▸ **The problem**
Carry none of the pictures over; set down the material below exactly.

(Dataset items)
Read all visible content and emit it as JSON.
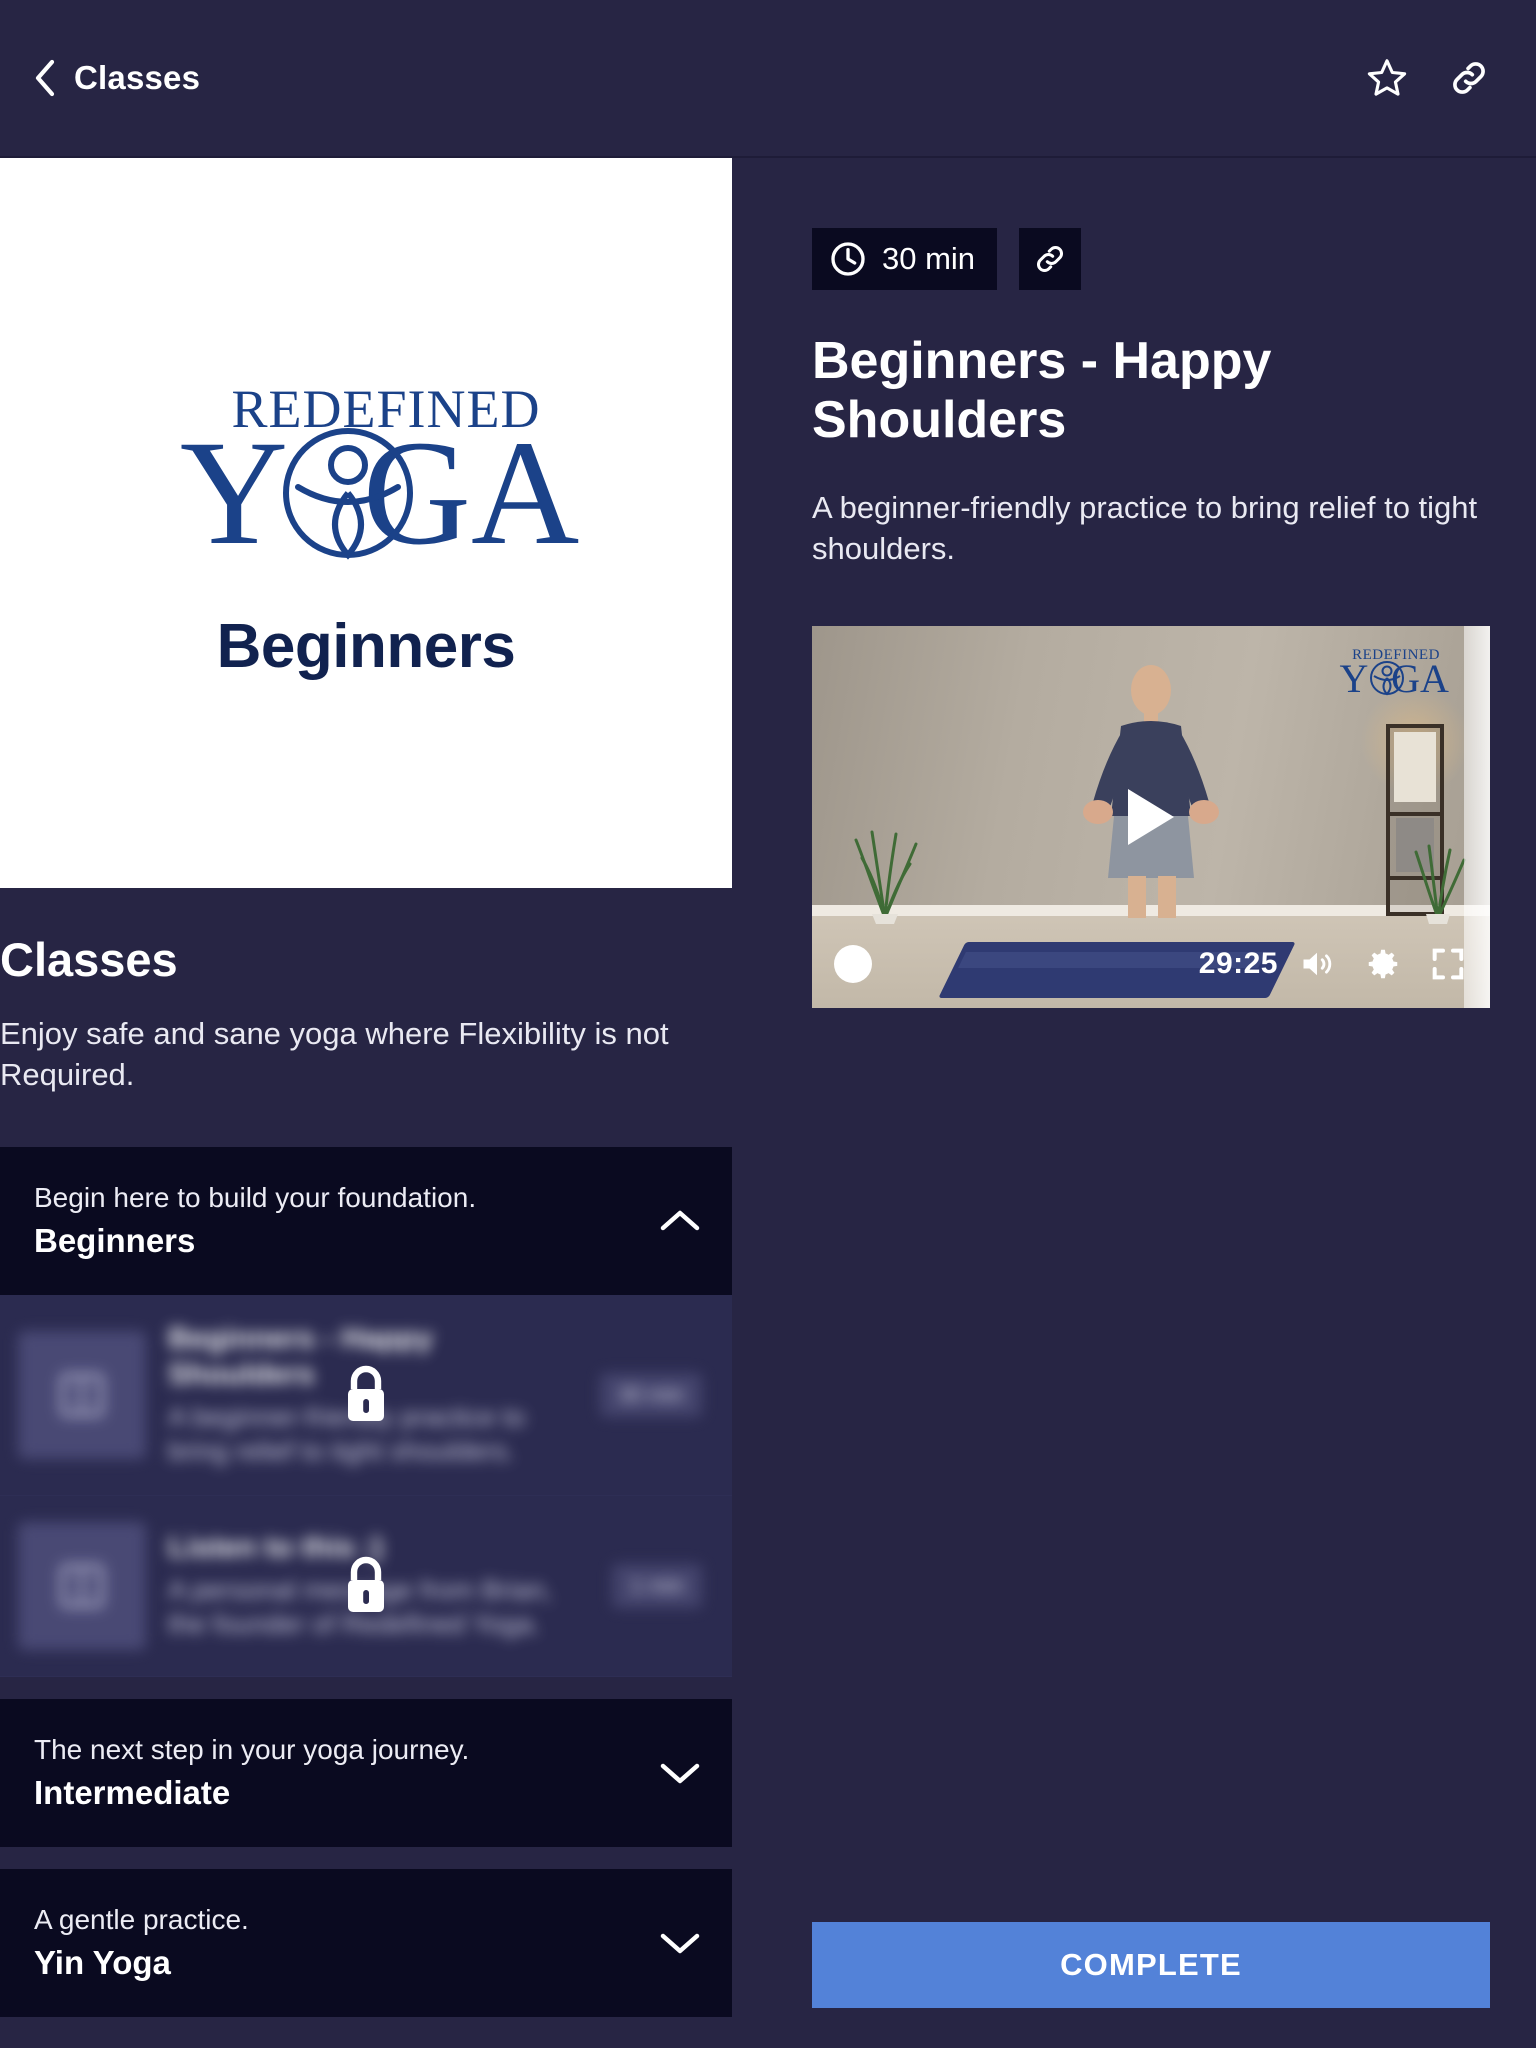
{
  "header": {
    "back_label": "Classes",
    "back_icon": "chevron-left-icon",
    "favorite_icon": "star-icon",
    "share_icon": "link-icon"
  },
  "cover": {
    "brand_line1": "REDEFINED",
    "brand_line2": "YOGA",
    "subtitle": "Beginners"
  },
  "left": {
    "section_title": "Classes",
    "section_desc": "Enjoy safe and sane yoga where Flexibility is not Required.",
    "sections": [
      {
        "kicker": "Begin here to build your foundation.",
        "title": "Beginners",
        "expanded": true,
        "chevron": "chevron-up-icon",
        "lessons": [
          {
            "title": "Beginners - Happy Shoulders",
            "desc": "A beginner-friendly practice to bring relief to tight shoulders.",
            "duration": "30 min",
            "locked": true,
            "lock_icon": "lock-icon",
            "thumb_icon": "book-icon"
          },
          {
            "title": "Listen to this :)",
            "desc": "A personal message from Brian, the founder of Redefined Yoga.",
            "duration": "1 min",
            "locked": true,
            "lock_icon": "lock-icon",
            "thumb_icon": "book-icon"
          }
        ]
      },
      {
        "kicker": "The next step in your yoga journey.",
        "title": "Intermediate",
        "expanded": false,
        "chevron": "chevron-down-icon",
        "lessons": []
      },
      {
        "kicker": "A gentle practice.",
        "title": "Yin Yoga",
        "expanded": false,
        "chevron": "chevron-down-icon",
        "lessons": []
      }
    ]
  },
  "detail": {
    "duration_badge": "30 min",
    "duration_icon": "clock-icon",
    "share_icon": "link-icon",
    "title": "Beginners - Happy Shoulders",
    "description": "A beginner-friendly practice to bring relief to tight shoulders.",
    "video": {
      "play_icon": "play-icon",
      "progress_handle": "progress-handle",
      "time_remaining": "29:25",
      "volume_icon": "volume-icon",
      "settings_icon": "gear-icon",
      "fullscreen_icon": "fullscreen-icon",
      "watermark_line1": "REDEFINED",
      "watermark_line2": "YOGA"
    },
    "complete_label": "COMPLETE"
  },
  "colors": {
    "background": "#272544",
    "panel_dark": "#0a0a20",
    "locked_row": "#2b2b50",
    "accent_button": "#5382d8",
    "brand_blue": "#1b4289",
    "text_primary": "#ffffff"
  }
}
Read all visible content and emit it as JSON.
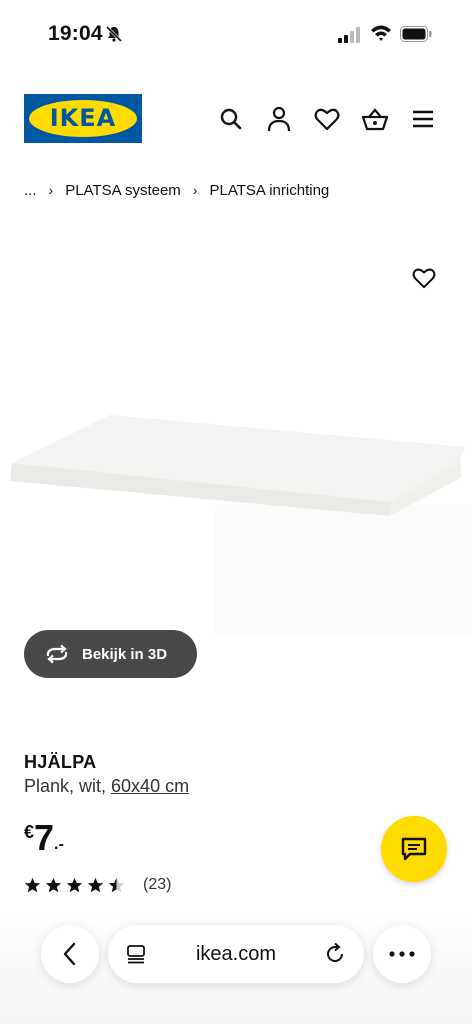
{
  "status_bar": {
    "time": "19:04"
  },
  "header": {
    "logo_text": "IKEA",
    "icons": [
      "search-icon",
      "account-icon",
      "heart-icon",
      "basket-icon",
      "menu-icon"
    ]
  },
  "breadcrumb": {
    "ellipsis": "...",
    "items": [
      "PLATSA systeem",
      "PLATSA inrichting"
    ]
  },
  "product": {
    "name": "HJÄLPA",
    "description_prefix": "Plank, wit, ",
    "size_link": "60x40 cm",
    "price_currency": "€",
    "price_integer": "7",
    "price_decimals": ".-",
    "rating_value": 4.5,
    "rating_max": 5,
    "rating_count": "(23)",
    "view3d_label": "Bekijk in 3D"
  },
  "browser": {
    "url": "ikea.com"
  },
  "colors": {
    "ikea_blue": "#0058a3",
    "ikea_yellow": "#ffdb00",
    "button_dark": "#484848"
  }
}
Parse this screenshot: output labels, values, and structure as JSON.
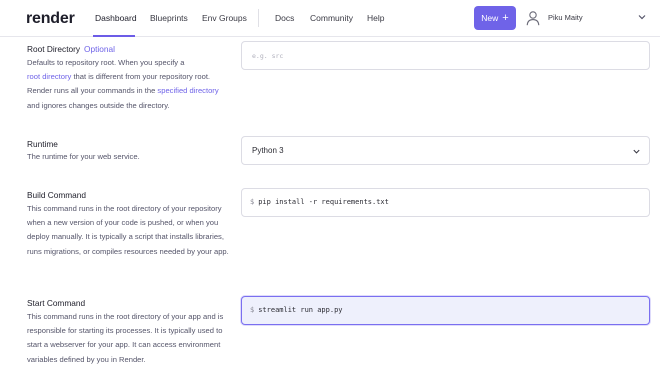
{
  "header": {
    "logo": "render",
    "nav": [
      {
        "label": "Dashboard"
      },
      {
        "label": "Blueprints"
      },
      {
        "label": "Env Groups"
      },
      {
        "label": "Docs"
      },
      {
        "label": "Community"
      },
      {
        "label": "Help"
      }
    ],
    "new_button_label": "New",
    "new_button_icon": "+",
    "user_name": "Piku Maity"
  },
  "root_directory": {
    "label": "Root Directory",
    "optional": "Optional",
    "desc_1": "Defaults to repository root. When you specify a",
    "desc_link_1": "root directory",
    "desc_2": " that is different from your repository root.",
    "desc_3": "Render runs all your commands in the ",
    "desc_link_2": "specified directory",
    "desc_4": "and ignores changes outside the directory.",
    "placeholder": "e.g. src"
  },
  "runtime": {
    "label": "Runtime",
    "desc": "The runtime for your web service.",
    "value": "Python 3"
  },
  "build_command": {
    "label": "Build Command",
    "desc": "This command runs in the root directory of your repository when a new version of your code is pushed, or when you deploy manually. It is typically a script that installs libraries, runs migrations, or compiles resources needed by your app.",
    "prompt": "$",
    "value": "pip install -r requirements.txt"
  },
  "start_command": {
    "label": "Start Command",
    "desc": "This command runs in the root directory of your app and is responsible for starting its processes. It is typically used to start a webserver for your app. It can access environment variables defined by you in Render.",
    "prompt": "$",
    "value": "streamlit run app.py"
  },
  "colors": {
    "accent": "#6f63e8",
    "focus_bg": "#eef0fc"
  }
}
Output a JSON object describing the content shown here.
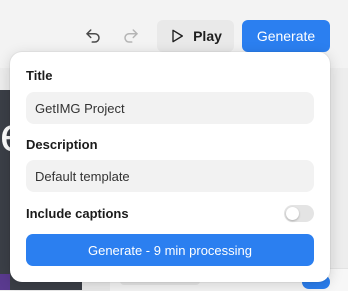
{
  "toolbar": {
    "undo_icon": "undo-icon",
    "redo_icon": "redo-icon",
    "play_label": "Play",
    "generate_label": "Generate"
  },
  "popover": {
    "title_label": "Title",
    "title_value": "GetIMG Project",
    "description_label": "Description",
    "description_value": "Default template",
    "captions_label": "Include captions",
    "captions_enabled": false,
    "submit_label": "Generate - 9 min processing"
  },
  "background": {
    "left_panel_glyph": "e"
  },
  "colors": {
    "accent": "#2b7ff0",
    "toggle_off": "#e4e4e4",
    "input_bg": "#f2f2f2"
  }
}
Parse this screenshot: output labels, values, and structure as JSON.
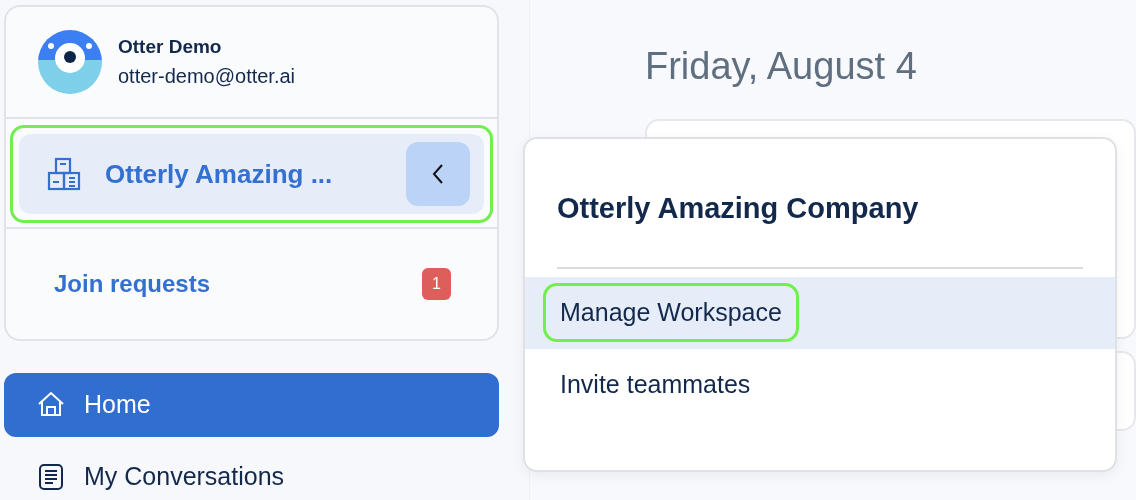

▸ **Solution to the problem**
Read all visible content and emit it as JSON.
{
  "header": {
    "back_label": "Classes",
    "back_icon": "chevron-left-icon",
    "favorite_icon": "star-icon",
    "share_icon": "link-icon"
  },
  "cover": {
    "brand_line1": "REDEFINED",
    "brand_line2": "YOGA",
    "subtitle": "Beginners"
  },
  "left": {
    "section_title": "Classes",
    "section_desc": "Enjoy safe and sane yoga where Flexibility is not Required.",
    "sections": [
      {
        "kicker": "Begin here to build your foundation.",
        "title": "Beginners",
        "expanded": true,
        "chevron": "chevron-up-icon",
        "lessons": [
          {
            "title": "Beginners - Happy Shoulders",
            "desc": "A beginner-friendly practice to bring relief to tight shoulders.",
            "duration": "30 min",
            "locked": true,
            "lock_icon": "lock-icon",
            "thumb_icon": "book-icon"
          },
          {
            "title": "Listen to this :)",
            "desc": "A personal message from Brian, the founder of Redefined Yoga.",
            "duration": "1 min",
            "locked": true,
            "lock_icon": "lock-icon",
            "thumb_icon": "book-icon"
          }
        ]
      },
      {
        "kicker": "The next step in your yoga journey.",
        "title": "Intermediate",
        "expanded": false,
        "chevron": "chevron-down-icon",
        "lessons": []
      },
      {
        "kicker": "A gentle practice.",
        "title": "Yin Yoga",
        "expanded": false,
        "chevron": "chevron-down-icon",
        "lessons": []
      }
    ]
  },
  "detail": {
    "duration_badge": "30 min",
    "duration_icon": "clock-icon",
    "share_icon": "link-icon",
    "title": "Beginners - Happy Shoulders",
    "description": "A beginner-friendly practice to bring relief to tight shoulders.",
    "video": {
      "play_icon": "play-icon",
      "progress_handle": "progress-handle",
      "time_remaining": "29:25",
      "volume_icon": "volume-icon",
      "settings_icon": "gear-icon",
      "fullscreen_icon": "fullscreen-icon",
      "watermark_line1": "REDEFINED",
      "watermark_line2": "YOGA"
    },
    "complete_label": "COMPLETE"
  },
  "colors": {
    "background": "#272544",
    "panel_dark": "#0a0a20",
    "locked_row": "#2b2b50",
    "accent_button": "#5382d8",
    "brand_blue": "#1b4289",
    "text_primary": "#ffffff"
  }
}
Read all visible content and emit it as JSON.
{
  "status_bar": {
    "time": "19:04"
  },
  "header": {
    "logo_text": "IKEA",
    "icons": [
      "search-icon",
      "account-icon",
      "heart-icon",
      "basket-icon",
      "menu-icon"
    ]
  },
  "breadcrumb": {
    "ellipsis": "...",
    "items": [
      "PLATSA systeem",
      "PLATSA inrichting"
    ]
  },
  "product": {
    "name": "HJÄLPA",
    "description_prefix": "Plank, wit, ",
    "size_link": "60x40 cm",
    "price_currency": "€",
    "price_integer": "7",
    "price_decimals": ".-",
    "rating_value": 4.5,
    "rating_max": 5,
    "rating_count": "(23)",
    "view3d_label": "Bekijk in 3D"
  },
  "browser": {
    "url": "ikea.com"
  },
  "colors": {
    "ikea_blue": "#0058a3",
    "ikea_yellow": "#ffdb00",
    "button_dark": "#484848"
  }
}
Parse this screenshot: output labels, values, and structure as JSON.
{
  "header": {
    "logo": "render",
    "nav": [
      {
        "label": "Dashboard"
      },
      {
        "label": "Blueprints"
      },
      {
        "label": "Env Groups"
      },
      {
        "label": "Docs"
      },
      {
        "label": "Community"
      },
      {
        "label": "Help"
      }
    ],
    "new_button_label": "New",
    "new_button_icon": "+",
    "user_name": "Piku Maity"
  },
  "root_directory": {
    "label": "Root Directory",
    "optional": "Optional",
    "desc_1": "Defaults to repository root. When you specify a",
    "desc_link_1": "root directory",
    "desc_2": " that is different from your repository root.",
    "desc_3": "Render runs all your commands in the ",
    "desc_link_2": "specified directory",
    "desc_4": "and ignores changes outside the directory.",
    "placeholder": "e.g. src"
  },
  "runtime": {
    "label": "Runtime",
    "desc": "The runtime for your web service.",
    "value": "Python 3"
  },
  "build_command": {
    "label": "Build Command",
    "desc": "This command runs in the root directory of your repository when a new version of your code is pushed, or when you deploy manually. It is typically a script that installs libraries, runs migrations, or compiles resources needed by your app.",
    "prompt": "$",
    "value": "pip install -r requirements.txt"
  },
  "start_command": {
    "label": "Start Command",
    "desc": "This command runs in the root directory of your app and is responsible for starting its processes. It is typically used to start a webserver for your app. It can access environment variables defined by you in Render.",
    "prompt": "$",
    "value": "streamlit run app.py"
  },
  "colors": {
    "accent": "#6f63e8",
    "focus_bg": "#eef0fc"
  }
}
Output a JSON object describing the content shown here.
{
  "toolbar": {
    "undo_icon": "undo-icon",
    "redo_icon": "redo-icon",
    "play_label": "Play",
    "generate_label": "Generate"
  },
  "popover": {
    "title_label": "Title",
    "title_value": "GetIMG Project",
    "description_label": "Description",
    "description_value": "Default template",
    "captions_label": "Include captions",
    "captions_enabled": false,
    "submit_label": "Generate - 9 min processing"
  },
  "background": {
    "left_panel_glyph": "e"
  },
  "colors": {
    "accent": "#2b7ff0",
    "toggle_off": "#e4e4e4",
    "input_bg": "#f2f2f2"
  }
}
Parse this screenshot: output labels, values, and structure as JSON.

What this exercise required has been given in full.